* Work to complete *
Look for "JSON" in the listing below. Gather each line that contains it.

* Input *
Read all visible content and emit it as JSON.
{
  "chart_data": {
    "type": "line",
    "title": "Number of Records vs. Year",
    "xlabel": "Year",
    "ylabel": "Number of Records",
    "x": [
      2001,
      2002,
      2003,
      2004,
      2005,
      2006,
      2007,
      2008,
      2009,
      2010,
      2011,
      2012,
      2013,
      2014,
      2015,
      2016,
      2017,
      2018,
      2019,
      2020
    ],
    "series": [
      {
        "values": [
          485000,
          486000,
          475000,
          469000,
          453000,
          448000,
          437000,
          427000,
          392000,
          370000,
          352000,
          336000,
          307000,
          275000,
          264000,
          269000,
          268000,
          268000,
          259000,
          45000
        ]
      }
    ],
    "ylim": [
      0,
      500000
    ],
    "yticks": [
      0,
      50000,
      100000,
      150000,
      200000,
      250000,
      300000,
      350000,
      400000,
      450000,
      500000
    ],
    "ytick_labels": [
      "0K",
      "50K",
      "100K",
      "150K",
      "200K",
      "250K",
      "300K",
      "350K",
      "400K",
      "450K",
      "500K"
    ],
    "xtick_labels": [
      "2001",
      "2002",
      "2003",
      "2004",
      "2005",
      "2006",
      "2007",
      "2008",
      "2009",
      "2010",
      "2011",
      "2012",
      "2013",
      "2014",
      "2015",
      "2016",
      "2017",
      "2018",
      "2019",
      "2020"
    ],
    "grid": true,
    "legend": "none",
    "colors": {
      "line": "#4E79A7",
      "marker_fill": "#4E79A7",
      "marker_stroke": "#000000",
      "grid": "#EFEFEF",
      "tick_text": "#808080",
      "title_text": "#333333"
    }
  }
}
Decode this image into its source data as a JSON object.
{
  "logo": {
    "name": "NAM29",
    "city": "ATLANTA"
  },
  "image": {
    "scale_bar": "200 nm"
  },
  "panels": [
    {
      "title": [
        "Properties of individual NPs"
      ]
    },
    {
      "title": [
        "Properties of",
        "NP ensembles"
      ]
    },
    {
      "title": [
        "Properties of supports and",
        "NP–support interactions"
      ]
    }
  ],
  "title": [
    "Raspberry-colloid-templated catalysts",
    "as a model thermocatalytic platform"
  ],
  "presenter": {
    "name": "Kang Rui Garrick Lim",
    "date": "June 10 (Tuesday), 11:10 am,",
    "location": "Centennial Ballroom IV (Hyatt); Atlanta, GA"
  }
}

* Task answer *
Read all visible content and emit it as JSON.
Decode this image into its source data as a JSON object.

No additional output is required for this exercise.